STATED GOAL 1
Reproduce the records verbatim, from their first line up to and including the line that contains "x-tick-label: 2005 bbox=[416, 687, 457, 706]".

Of all the interfaces I tried on the pinephone, sxmo is easily the best. I'm not a big suckless user generally, I respect that kind of software but find myself gravitating more to kitchen-sink stuff like emacs and KDE. That said, sxmo is much snappier than KDE or Phosh and once you get over the the discoverability hump (I think megi had a nice cheatsheet) it's really functional and intuitive (subjectively speaking ofc).
I’ve been running Plasma Mobile on my Librem 5 and it’s pretty snappy though I’m not sure how viable it will be as an app platform as KDE has chosen to rewrite all their core apps using a more mobile friendly framework. So there isn’t a whole lot to dive into and probably won’t be for a few years still. I will give sxmo a try from your recommendation.
Yeah I think I ran an early build on a Pinephone and it was laggy. I’ve heard if you go Pinephone you have to go with the Pro version, because the previous model has no hardware support. Thus the poor quality software experience. Purism actually contributes to the software side so while it’s a bit lacking in quality, it is getting better with snappier ui and battery life.
The problem with Kirigami is that it became a grab-bag of missing Qt QML components that relies on Qt Fusion-styling instead of a unique design language as originally proposed. So the migration to v6 doesn’t really benefit, because Kirigami just inherits bugs from Qt QML which may or may not still be present.
Yes it is more of a QT thing because they didnt update widgets for mobile friendliness but I didn’t want to go into the details as it wasn’t my point. I’m not really a fan of QML so I am not sure I’m going to stick with Plasma Mobile anyways.
I haven’t used my PinePhone for six months (travel-related reasons), and have gone through another period of not using it (for inscrutable reasons, phone calls weren’t getting audio), but cumulatively I think I’ve got around a year and a half of using it as my phone.

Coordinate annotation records
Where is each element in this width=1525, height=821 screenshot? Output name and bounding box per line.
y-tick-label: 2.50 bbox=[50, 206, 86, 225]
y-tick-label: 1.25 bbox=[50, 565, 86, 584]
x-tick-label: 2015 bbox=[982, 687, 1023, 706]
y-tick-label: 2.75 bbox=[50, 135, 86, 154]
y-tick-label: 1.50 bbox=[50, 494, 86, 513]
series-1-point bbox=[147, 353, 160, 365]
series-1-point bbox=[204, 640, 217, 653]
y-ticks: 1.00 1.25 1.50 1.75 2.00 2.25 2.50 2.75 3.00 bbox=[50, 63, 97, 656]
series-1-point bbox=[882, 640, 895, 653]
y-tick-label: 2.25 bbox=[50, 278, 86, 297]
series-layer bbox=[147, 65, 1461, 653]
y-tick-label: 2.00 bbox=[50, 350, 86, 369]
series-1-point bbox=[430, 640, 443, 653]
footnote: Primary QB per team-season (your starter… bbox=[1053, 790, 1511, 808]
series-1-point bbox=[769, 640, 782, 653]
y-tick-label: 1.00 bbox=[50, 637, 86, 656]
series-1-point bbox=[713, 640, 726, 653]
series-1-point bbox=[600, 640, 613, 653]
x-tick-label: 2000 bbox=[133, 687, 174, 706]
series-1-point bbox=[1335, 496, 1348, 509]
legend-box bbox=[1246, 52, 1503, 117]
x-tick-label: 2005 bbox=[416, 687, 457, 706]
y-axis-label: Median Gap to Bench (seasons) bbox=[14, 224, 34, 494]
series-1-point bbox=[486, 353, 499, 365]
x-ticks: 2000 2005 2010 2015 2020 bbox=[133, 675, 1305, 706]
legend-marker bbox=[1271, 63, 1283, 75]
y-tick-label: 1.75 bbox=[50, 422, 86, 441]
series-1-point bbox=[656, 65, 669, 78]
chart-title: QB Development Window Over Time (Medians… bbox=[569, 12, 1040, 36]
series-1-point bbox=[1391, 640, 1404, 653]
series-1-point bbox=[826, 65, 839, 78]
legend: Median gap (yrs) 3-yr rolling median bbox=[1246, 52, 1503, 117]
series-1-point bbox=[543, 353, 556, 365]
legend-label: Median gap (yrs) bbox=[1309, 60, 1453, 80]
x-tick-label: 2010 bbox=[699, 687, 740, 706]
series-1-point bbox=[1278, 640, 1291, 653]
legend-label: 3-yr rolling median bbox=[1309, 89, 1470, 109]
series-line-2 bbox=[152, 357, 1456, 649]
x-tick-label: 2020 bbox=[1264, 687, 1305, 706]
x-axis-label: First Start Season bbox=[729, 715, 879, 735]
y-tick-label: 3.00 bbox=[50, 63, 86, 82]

STATED GOAL 2
Copy the PinePhone discussion from "Yeah I think" up to and including "and battery life.", swapping "laggy" for "sluggish".

PROBLEM SOLUTION 1
Where is each element in this width=1525, height=821 screenshot? Output name and bounding box per line.
y-tick-label: 2.50 bbox=[50, 206, 86, 225]
y-tick-label: 1.25 bbox=[50, 565, 86, 584]
x-tick-label: 2015 bbox=[982, 687, 1023, 706]
y-tick-label: 2.75 bbox=[50, 135, 86, 154]
y-tick-label: 1.50 bbox=[50, 494, 86, 513]
series-1-point bbox=[147, 353, 160, 365]
series-1-point bbox=[204, 640, 217, 653]
y-ticks: 1.00 1.25 1.50 1.75 2.00 2.25 2.50 2.75 3.00 bbox=[50, 63, 97, 656]
series-1-point bbox=[882, 640, 895, 653]
y-tick-label: 2.25 bbox=[50, 278, 86, 297]
series-layer bbox=[147, 65, 1461, 653]
y-tick-label: 2.00 bbox=[50, 350, 86, 369]
series-1-point bbox=[430, 640, 443, 653]
footnote: Primary QB per team-season (your starter… bbox=[1053, 790, 1511, 808]
series-1-point bbox=[769, 640, 782, 653]
y-tick-label: 1.00 bbox=[50, 637, 86, 656]
series-1-point bbox=[713, 640, 726, 653]
series-1-point bbox=[600, 640, 613, 653]
x-tick-label: 2000 bbox=[133, 687, 174, 706]
series-1-point bbox=[1335, 496, 1348, 509]
legend-box bbox=[1246, 52, 1503, 117]
x-tick-label: 2005 bbox=[416, 687, 457, 706]

PROBLEM SOLUTION 2
Yeah I think I ran an early build on a Pinephone and it was sluggish. I’ve heard if you go Pinephone you have to go with the Pro version, because the previous model has no hardware support. Thus the poor quality software experience. Purism actually contributes to the software side so while it’s a bit lacking in quality, it is getting better with snappier ui and battery life.